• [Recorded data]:
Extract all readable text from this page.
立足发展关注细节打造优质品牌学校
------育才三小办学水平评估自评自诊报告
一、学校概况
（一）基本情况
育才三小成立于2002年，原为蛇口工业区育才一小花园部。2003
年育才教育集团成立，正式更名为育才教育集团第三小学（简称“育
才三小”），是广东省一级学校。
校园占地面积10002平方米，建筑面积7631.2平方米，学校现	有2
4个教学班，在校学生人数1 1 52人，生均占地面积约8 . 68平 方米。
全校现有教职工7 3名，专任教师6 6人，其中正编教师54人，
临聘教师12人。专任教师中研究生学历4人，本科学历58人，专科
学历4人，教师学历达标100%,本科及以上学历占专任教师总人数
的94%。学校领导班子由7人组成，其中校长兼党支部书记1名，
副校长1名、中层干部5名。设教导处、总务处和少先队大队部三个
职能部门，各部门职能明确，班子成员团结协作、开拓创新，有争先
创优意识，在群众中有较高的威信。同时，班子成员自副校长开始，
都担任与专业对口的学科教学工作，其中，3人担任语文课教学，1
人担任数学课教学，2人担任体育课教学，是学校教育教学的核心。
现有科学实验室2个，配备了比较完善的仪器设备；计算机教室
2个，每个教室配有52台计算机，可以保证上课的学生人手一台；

• [PROBLEM]:
Copy out the full listing exactly.

• [WRITTEN RESPONSE]:
Extract all readable text from this page.
立足发展关注细节打造优质品牌学校
------育才三小办学水平评估自评自诊报告
一、学校概况
（一）基本情况
育才三小成立于2002年，原为蛇口工业区育才一小花园部。2003
年育才教育集团成立，正式更名为育才教育集团第三小学（简称“育
才三小”），是广东省一级学校。
校园占地面积10002平方米，建筑面积7631.2平方米，学校现	有2
4个教学班，在校学生人数1 1 52人，生均占地面积约8 . 68平 方米。
全校现有教职工7 3名，专任教师6 6人，其中正编教师54人，
临聘教师12人。专任教师中研究生学历4人，本科学历58人，专科
学历4人，教师学历达标100%,本科及以上学历占专任教师总人数
的94%。学校领导班子由7人组成，其中校长兼党支部书记1名，
副校长1名、中层干部5名。设教导处、总务处和少先队大队部三个
职能部门，各部门职能明确，班子成员团结协作、开拓创新，有争先
创优意识，在群众中有较高的威信。同时，班子成员自副校长开始，
都担任与专业对口的学科教学工作，其中，3人担任语文课教学，1
人担任数学课教学，2人担任体育课教学，是学校教育教学的核心。
现有科学实验室2个，配备了比较完善的仪器设备；计算机教室
2个，每个教室配有52台计算机，可以保证上课的学生人手一台；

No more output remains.